Task details:
Pick out the lines below that contain the string "Radicals" and copy them all.
— Start Supplied records —
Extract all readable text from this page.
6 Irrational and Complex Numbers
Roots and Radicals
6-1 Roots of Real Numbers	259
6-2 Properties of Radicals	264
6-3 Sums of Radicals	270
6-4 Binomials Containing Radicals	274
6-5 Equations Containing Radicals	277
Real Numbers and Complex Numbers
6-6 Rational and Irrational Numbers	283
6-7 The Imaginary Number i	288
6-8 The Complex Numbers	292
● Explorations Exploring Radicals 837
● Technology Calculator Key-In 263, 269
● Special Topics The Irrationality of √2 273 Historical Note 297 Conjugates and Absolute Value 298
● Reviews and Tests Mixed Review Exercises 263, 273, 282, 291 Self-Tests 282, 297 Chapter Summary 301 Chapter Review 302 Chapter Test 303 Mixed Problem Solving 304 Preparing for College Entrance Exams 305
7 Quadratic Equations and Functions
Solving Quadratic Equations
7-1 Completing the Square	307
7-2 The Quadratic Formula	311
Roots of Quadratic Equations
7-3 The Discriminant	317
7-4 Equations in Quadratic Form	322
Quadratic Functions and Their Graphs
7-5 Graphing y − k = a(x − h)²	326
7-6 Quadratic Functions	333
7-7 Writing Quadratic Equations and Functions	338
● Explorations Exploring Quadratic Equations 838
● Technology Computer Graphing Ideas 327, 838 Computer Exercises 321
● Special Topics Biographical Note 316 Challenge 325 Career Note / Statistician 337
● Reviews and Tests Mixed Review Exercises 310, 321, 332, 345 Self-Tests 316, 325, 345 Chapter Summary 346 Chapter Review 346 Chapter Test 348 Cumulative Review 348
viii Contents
— End Supplied records —
Right answer:
Roots and Radicals
6-2 Properties of Radicals	264
6-3 Sums of Radicals	270
6-4 Binomials Containing Radicals	274
6-5 Equations Containing Radicals	277
● Explorations Exploring Radicals 837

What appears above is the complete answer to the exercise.